*** DATA LINES

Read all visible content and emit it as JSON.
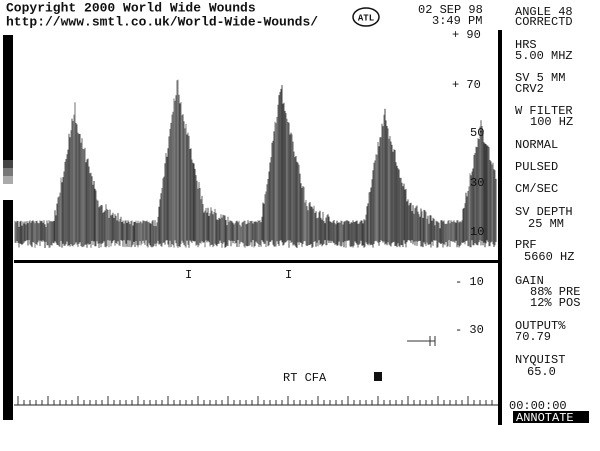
{
  "header": {
    "copyright": "Copyright 2000 World Wide Wounds",
    "url": "http://www.smtl.co.uk/World-Wide-Wounds/",
    "logo": "ATL",
    "date": "02 SEP 98",
    "time": "3:49 PM"
  },
  "scale": [
    "+ 90",
    "+ 70",
    "50",
    "30",
    "10",
    "- 10",
    "- 30"
  ],
  "markers": [
    "I",
    "I"
  ],
  "annotation": "RT CFA",
  "panel": [
    "ANGLE 48",
    "CORRECTD",
    "HRS",
    "5.00 MHZ",
    "SV 5  MM",
    "CRV2",
    "W FILTER",
    "100 HZ",
    "NORMAL",
    "PULSED",
    "CM/SEC",
    "SV DEPTH",
    "25 MM",
    "PRF",
    "5660 HZ",
    "GAIN",
    "88% PRE",
    "12% POS",
    "OUTPUT%",
    "70.79",
    "NYQUIST",
    "65.0"
  ],
  "footer": {
    "clock": "00:00:00",
    "button": "ANNOTATE"
  }
}
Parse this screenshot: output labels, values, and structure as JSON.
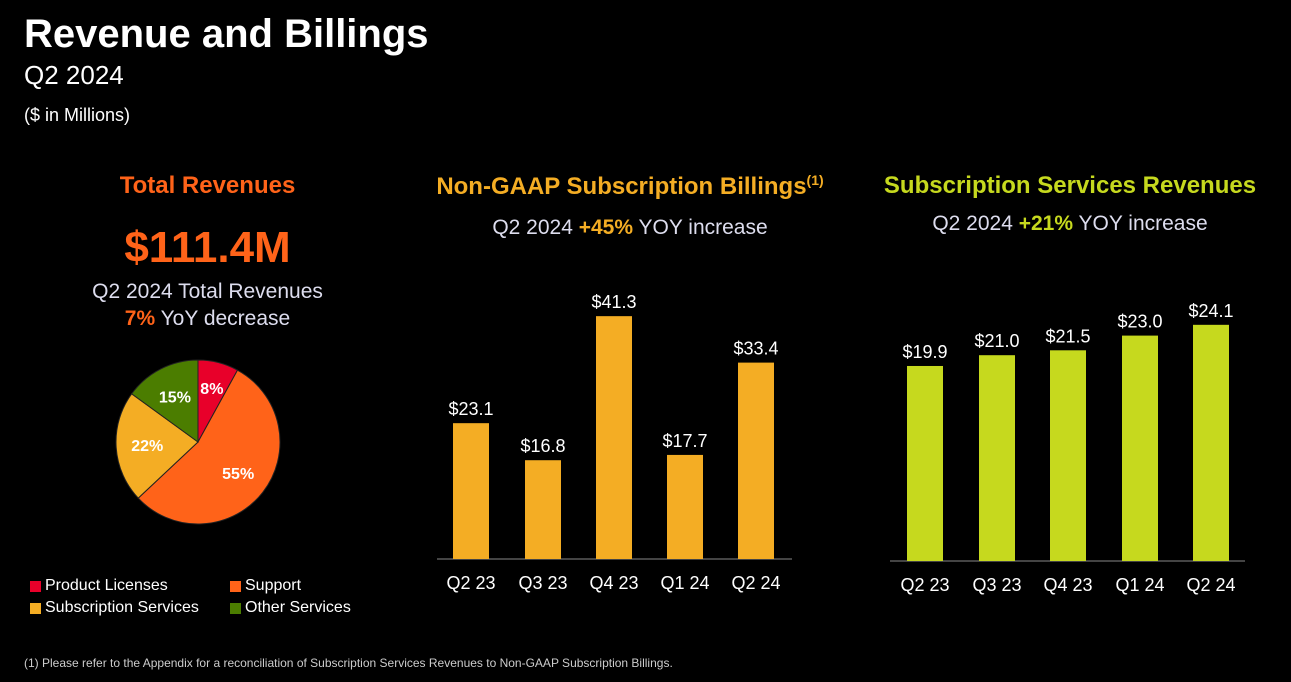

******

◆ **YOUR GOAL**: From the data, list each line in which the string "JSON" appears.

◆ **CORRECT RESULT**:
Read all visible content and emit it as JSON.
Parse this screenshot: output labels, values, and structure as JSON.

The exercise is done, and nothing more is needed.